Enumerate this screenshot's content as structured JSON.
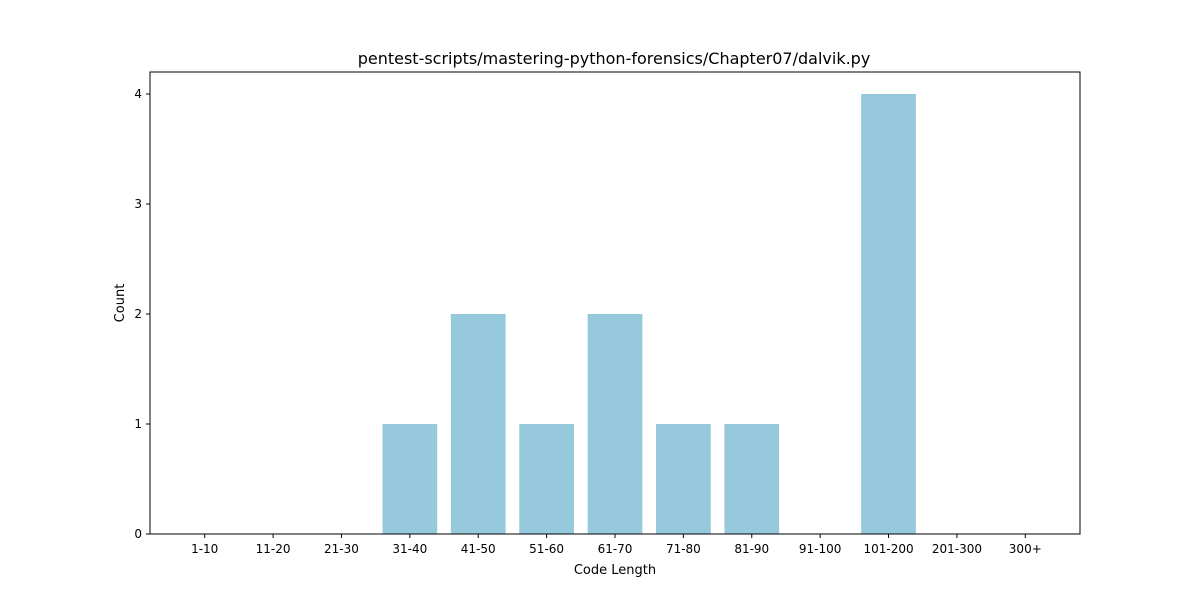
{
  "chart_data": {
    "type": "bar",
    "title": "pentest-scripts/mastering-python-forensics/Chapter07/dalvik.py",
    "xlabel": "Code Length",
    "ylabel": "Count",
    "categories": [
      "1-10",
      "11-20",
      "21-30",
      "31-40",
      "41-50",
      "51-60",
      "61-70",
      "71-80",
      "81-90",
      "91-100",
      "101-200",
      "201-300",
      "300+"
    ],
    "values": [
      0,
      0,
      0,
      1,
      2,
      1,
      2,
      1,
      1,
      0,
      4,
      0,
      0
    ],
    "ylim": [
      0,
      4.2
    ],
    "yticks": [
      0,
      1,
      2,
      3,
      4
    ],
    "grid": false,
    "legend": "none",
    "bar_color": "#96c9dc"
  }
}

* [Problem description] Pictures stay out of the copy; please restate every record above exactly.

* [Task result]
Enumerate this screenshot's content as structured JSON.
{
  "chart_data": {
    "type": "bar",
    "title": "pentest-scripts/mastering-python-forensics/Chapter07/dalvik.py",
    "xlabel": "Code Length",
    "ylabel": "Count",
    "categories": [
      "1-10",
      "11-20",
      "21-30",
      "31-40",
      "41-50",
      "51-60",
      "61-70",
      "71-80",
      "81-90",
      "91-100",
      "101-200",
      "201-300",
      "300+"
    ],
    "values": [
      0,
      0,
      0,
      1,
      2,
      1,
      2,
      1,
      1,
      0,
      4,
      0,
      0
    ],
    "ylim": [
      0,
      4.2
    ],
    "yticks": [
      0,
      1,
      2,
      3,
      4
    ],
    "grid": false,
    "legend": "none",
    "bar_color": "#96c9dc"
  }
}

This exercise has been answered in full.